*JOB*.
All of the records below should be output exactly.

□ □ □ □

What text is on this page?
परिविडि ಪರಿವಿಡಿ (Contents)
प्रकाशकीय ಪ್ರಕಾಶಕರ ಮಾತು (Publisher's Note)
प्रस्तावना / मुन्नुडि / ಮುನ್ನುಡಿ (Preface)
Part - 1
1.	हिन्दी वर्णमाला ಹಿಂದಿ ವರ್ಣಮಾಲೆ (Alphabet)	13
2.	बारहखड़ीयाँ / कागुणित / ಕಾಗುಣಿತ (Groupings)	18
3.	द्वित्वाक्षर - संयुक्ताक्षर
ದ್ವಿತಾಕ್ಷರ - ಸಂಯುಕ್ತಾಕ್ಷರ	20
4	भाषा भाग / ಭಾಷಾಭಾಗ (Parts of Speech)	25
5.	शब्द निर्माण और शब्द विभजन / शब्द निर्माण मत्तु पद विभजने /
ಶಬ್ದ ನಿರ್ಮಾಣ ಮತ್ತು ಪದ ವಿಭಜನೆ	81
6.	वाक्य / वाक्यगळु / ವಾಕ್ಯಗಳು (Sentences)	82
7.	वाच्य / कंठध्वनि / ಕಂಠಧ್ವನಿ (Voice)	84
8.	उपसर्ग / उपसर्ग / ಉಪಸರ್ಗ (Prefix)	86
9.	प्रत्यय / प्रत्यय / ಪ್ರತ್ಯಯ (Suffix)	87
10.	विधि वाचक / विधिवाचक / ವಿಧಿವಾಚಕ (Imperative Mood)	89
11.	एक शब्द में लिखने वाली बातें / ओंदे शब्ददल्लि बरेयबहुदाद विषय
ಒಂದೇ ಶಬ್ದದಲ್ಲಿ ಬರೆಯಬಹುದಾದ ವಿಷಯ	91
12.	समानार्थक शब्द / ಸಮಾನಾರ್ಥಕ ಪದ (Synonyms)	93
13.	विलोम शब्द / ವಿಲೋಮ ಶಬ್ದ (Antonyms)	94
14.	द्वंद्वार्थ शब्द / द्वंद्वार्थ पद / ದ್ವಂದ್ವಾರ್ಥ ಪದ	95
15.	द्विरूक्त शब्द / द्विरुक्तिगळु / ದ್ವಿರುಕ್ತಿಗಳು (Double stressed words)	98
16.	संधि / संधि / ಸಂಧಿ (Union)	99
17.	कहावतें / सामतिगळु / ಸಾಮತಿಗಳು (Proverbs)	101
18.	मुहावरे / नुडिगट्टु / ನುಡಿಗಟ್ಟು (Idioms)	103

□ □ □ □

*TASK ANSWER*.
What text is on this page?
परिविडि ಪರಿವಿಡಿ (Contents)
प्रकाशकीय ಪ್ರಕಾಶಕರ ಮಾತು (Publisher's Note)
प्रस्तावना / मुन्नुडि / ಮುನ್ನುಡಿ (Preface)
Part - 1
1.	हिन्दी वर्णमाला ಹಿಂದಿ ವರ್ಣಮಾಲೆ (Alphabet)	13
2.	बारहखड़ीयाँ / कागुणित / ಕಾಗುಣಿತ (Groupings)	18
3.	द्वित्वाक्षर - संयुक्ताक्षर
ದ್ವಿತಾಕ್ಷರ - ಸಂಯುಕ್ತಾಕ್ಷರ	20
4	भाषा भाग / ಭಾಷಾಭಾಗ (Parts of Speech)	25
5.	शब्द निर्माण और शब्द विभजन / शब्द निर्माण मत्तु पद विभजने /
ಶಬ್ದ ನಿರ್ಮಾಣ ಮತ್ತು ಪದ ವಿಭಜನೆ	81
6.	वाक्य / वाक्यगळु / ವಾಕ್ಯಗಳು (Sentences)	82
7.	वाच्य / कंठध्वनि / ಕಂಠಧ್ವನಿ (Voice)	84
8.	उपसर्ग / उपसर्ग / ಉಪಸರ್ಗ (Prefix)	86
9.	प्रत्यय / प्रत्यय / ಪ್ರತ್ಯಯ (Suffix)	87
10.	विधि वाचक / विधिवाचक / ವಿಧಿವಾಚಕ (Imperative Mood)	89
11.	एक शब्द में लिखने वाली बातें / ओंदे शब्ददल्लि बरेयबहुदाद विषय
ಒಂದೇ ಶಬ್ದದಲ್ಲಿ ಬರೆಯಬಹುದಾದ ವಿಷಯ	91
12.	समानार्थक शब्द / ಸಮಾನಾರ್ಥಕ ಪದ (Synonyms)	93
13.	विलोम शब्द / ವಿಲೋಮ ಶಬ್ದ (Antonyms)	94
14.	द्वंद्वार्थ शब्द / द्वंद्वार्थ पद / ದ್ವಂದ್ವಾರ್ಥ ಪದ	95
15.	द्विरूक्त शब्द / द्विरुक्तिगळु / ದ್ವಿರುಕ್ತಿಗಳು (Double stressed words)	98
16.	संधि / संधि / ಸಂಧಿ (Union)	99
17.	कहावतें / सामतिगळु / ಸಾಮತಿಗಳು (Proverbs)	101
18.	मुहावरे / नुडिगट्टु / ನುಡಿಗಟ್ಟು (Idioms)	103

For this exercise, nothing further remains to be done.